● **Given data**:
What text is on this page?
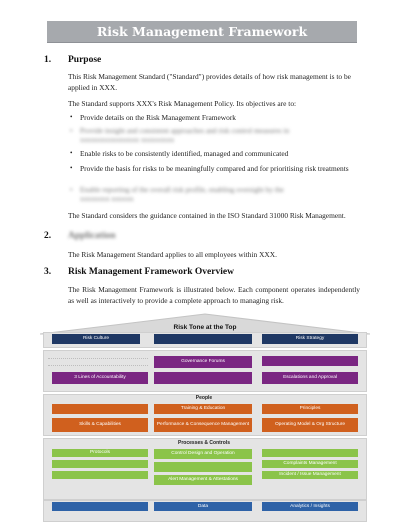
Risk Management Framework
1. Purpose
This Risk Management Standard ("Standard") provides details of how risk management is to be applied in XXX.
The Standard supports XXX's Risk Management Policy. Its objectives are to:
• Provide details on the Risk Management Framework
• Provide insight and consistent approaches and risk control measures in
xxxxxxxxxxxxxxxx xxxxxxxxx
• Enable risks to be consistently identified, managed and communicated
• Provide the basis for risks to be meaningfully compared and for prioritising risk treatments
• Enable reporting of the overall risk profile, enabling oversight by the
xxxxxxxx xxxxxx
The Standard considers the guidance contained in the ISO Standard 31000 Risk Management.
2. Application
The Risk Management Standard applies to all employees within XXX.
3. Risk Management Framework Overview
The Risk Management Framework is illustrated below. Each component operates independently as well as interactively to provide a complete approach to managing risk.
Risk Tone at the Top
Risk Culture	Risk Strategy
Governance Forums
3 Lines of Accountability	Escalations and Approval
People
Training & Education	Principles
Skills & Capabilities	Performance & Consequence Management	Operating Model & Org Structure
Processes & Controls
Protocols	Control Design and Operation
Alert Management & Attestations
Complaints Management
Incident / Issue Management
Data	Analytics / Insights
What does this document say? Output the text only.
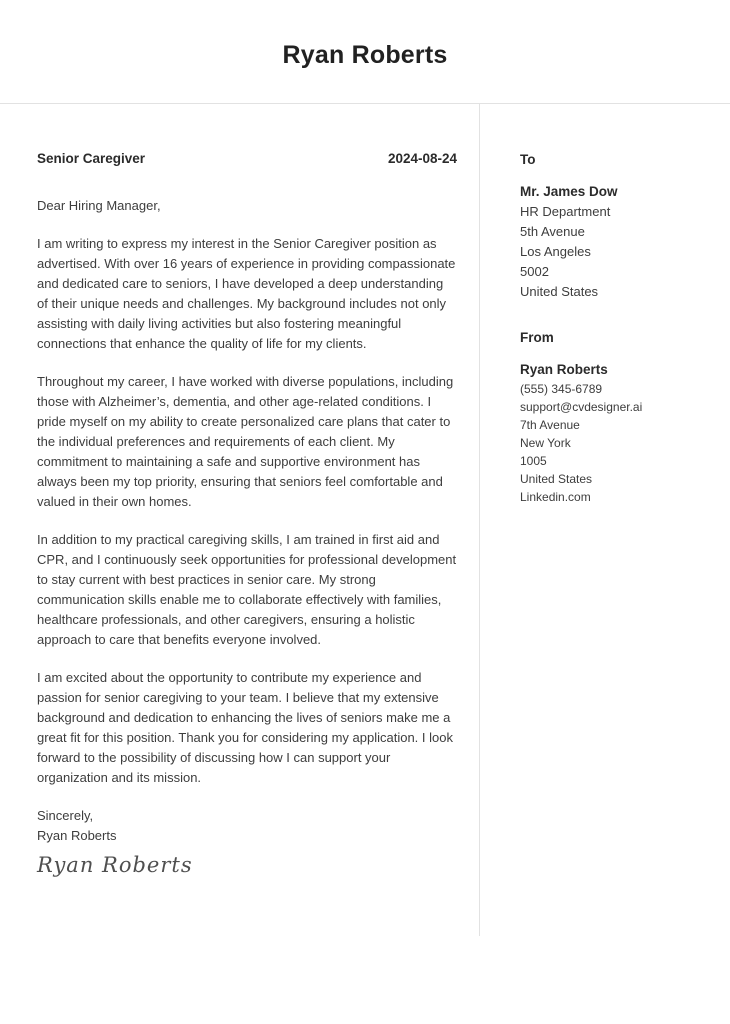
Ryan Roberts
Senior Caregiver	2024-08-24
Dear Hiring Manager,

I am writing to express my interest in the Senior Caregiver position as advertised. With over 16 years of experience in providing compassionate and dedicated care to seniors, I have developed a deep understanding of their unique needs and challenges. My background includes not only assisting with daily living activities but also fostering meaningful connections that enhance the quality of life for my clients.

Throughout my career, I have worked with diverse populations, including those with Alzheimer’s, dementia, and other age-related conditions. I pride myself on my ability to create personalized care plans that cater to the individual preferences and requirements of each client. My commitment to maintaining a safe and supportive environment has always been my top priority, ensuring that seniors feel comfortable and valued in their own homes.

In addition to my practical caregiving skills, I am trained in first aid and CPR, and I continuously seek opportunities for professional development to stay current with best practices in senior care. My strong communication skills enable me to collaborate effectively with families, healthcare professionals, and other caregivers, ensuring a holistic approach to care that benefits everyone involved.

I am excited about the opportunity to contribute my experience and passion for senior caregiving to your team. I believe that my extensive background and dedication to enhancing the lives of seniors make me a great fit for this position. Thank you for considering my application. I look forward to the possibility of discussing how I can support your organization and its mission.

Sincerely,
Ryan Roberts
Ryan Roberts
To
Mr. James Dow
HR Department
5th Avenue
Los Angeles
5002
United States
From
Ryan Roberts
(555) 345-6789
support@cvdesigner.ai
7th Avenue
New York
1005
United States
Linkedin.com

● **Exercise brief**: List the lines of the material in which the word "details" occurs.

● **Response for this exercise**:
This Risk Management Standard ("Standard") provides details of how risk management is to be applied in XXX.
• Provide details on the Risk Management Framework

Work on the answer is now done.